Problem description:
From the entries below, pull out each line where "全力实施" appears.

Data shown:
----------------------------------------

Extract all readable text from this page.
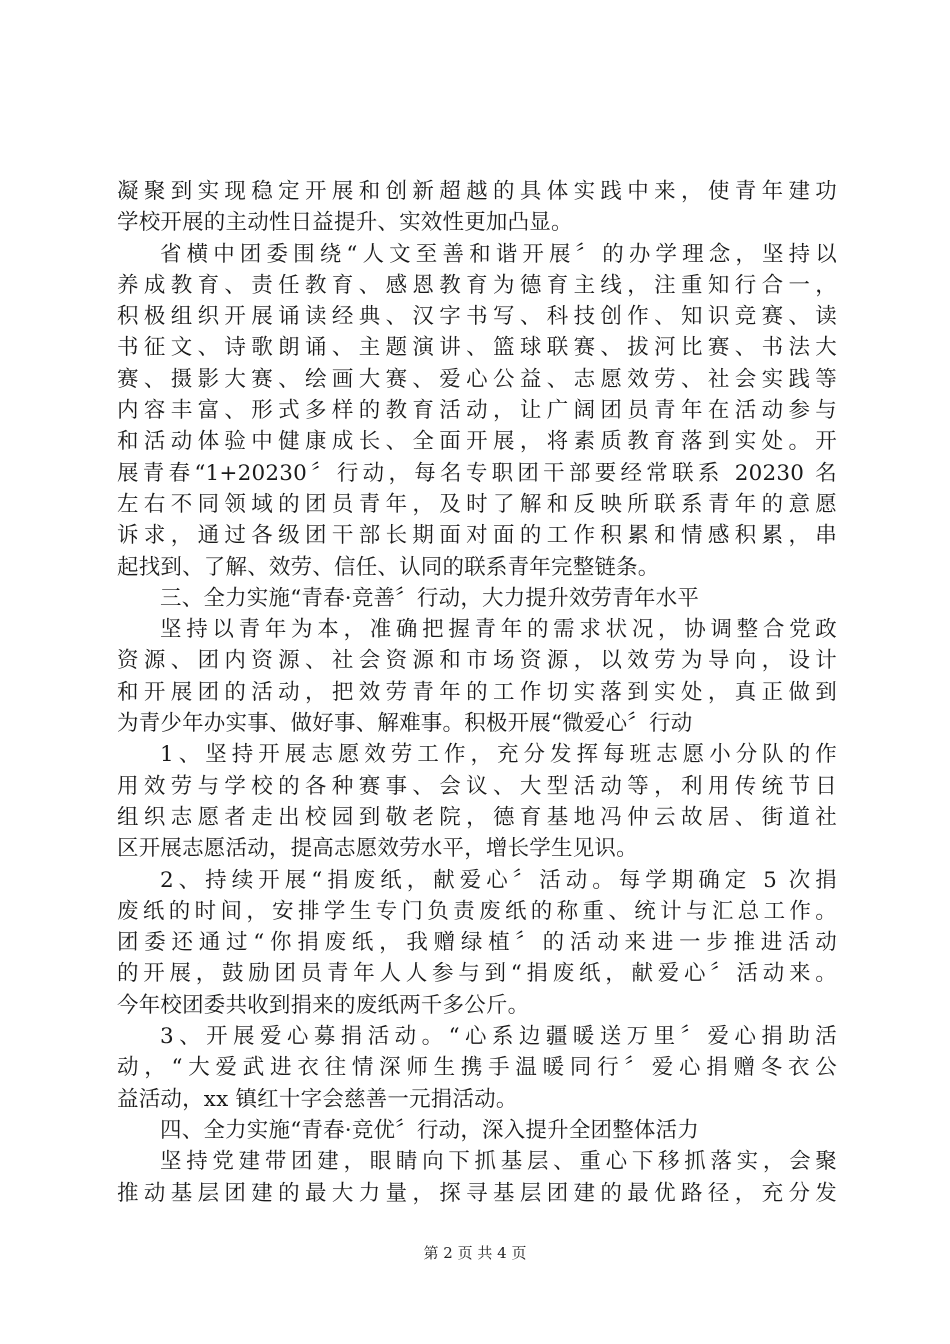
凝聚到实现稳定开展和创新超越的具体实践中来，使青年建功
学校开展的主动性日益提升、实效性更加凸显。
省横中团委围绕“人文至善和谐开展〞的办学理念，坚持以
养成教育、责任教育、感恩教育为德育主线，注重知行合一，
积极组织开展诵读经典、汉字书写、科技创作、知识竞赛、读
书征文、诗歌朗诵、主题演讲、篮球联赛、拔河比赛、书法大
赛、摄影大赛、绘画大赛、爱心公益、志愿效劳、社会实践等
内容丰富、形式多样的教育活动，让广阔团员青年在活动参与
和活动体验中健康成长、全面开展，将素质教育落到实处。开
展青春“1+20230〞行动，每名专职团干部要经常联系 20230 名
左右不同领域的团员青年，及时了解和反映所联系青年的意愿
诉求，通过各级团干部长期面对面的工作积累和情感积累，串
起找到、了解、效劳、信任、认同的联系青年完整链条。
三、全力实施“青春·竞善〞行动，大力提升效劳青年水平
坚持以青年为本，准确把握青年的需求状况，协调整合党政
资源、团内资源、社会资源和市场资源，以效劳为导向，设计
和开展团的活动，把效劳青年的工作切实落到实处，真正做到
为青少年办实事、做好事、解难事。积极开展“微爱心〞行动
1、坚持开展志愿效劳工作，充分发挥每班志愿小分队的作
用效劳与学校的各种赛事、会议、大型活动等，利用传统节日
组织志愿者走出校园到敬老院，德育基地冯仲云故居、街道社
区开展志愿活动，提高志愿效劳水平，增长学生见识。
2、持续开展“捐废纸，献爱心〞活动。每学期确定 5 次捐
废纸的时间，安排学生专门负责废纸的称重、统计与汇总工作。
团委还通过“你捐废纸，我赠绿植〞的活动来进一步推进活动
的开展，鼓励团员青年人人参与到“捐废纸，献爱心〞活动来。
今年校团委共收到捐来的废纸两千多公斤。
3、开展爱心募捐活动。“心系边疆暖送万里〞爱心捐助活
动，“大爱武进衣往情深师生携手温暖同行〞爱心捐赠冬衣公
益活动，xx 镇红十字会慈善一元捐活动。
四、全力实施“青春·竞优〞行动，深入提升全团整体活力
坚持党建带团建，眼睛向下抓基层、重心下移抓落实，会聚
推动基层团建的最大力量，探寻基层团建的最优路径，充分发
第 2 页 共 4 页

----------------------------------------

Answer to this task:
三、全力实施“青春·竞善〞行动，大力提升效劳青年水平
四、全力实施“青春·竞优〞行动，深入提升全团整体活力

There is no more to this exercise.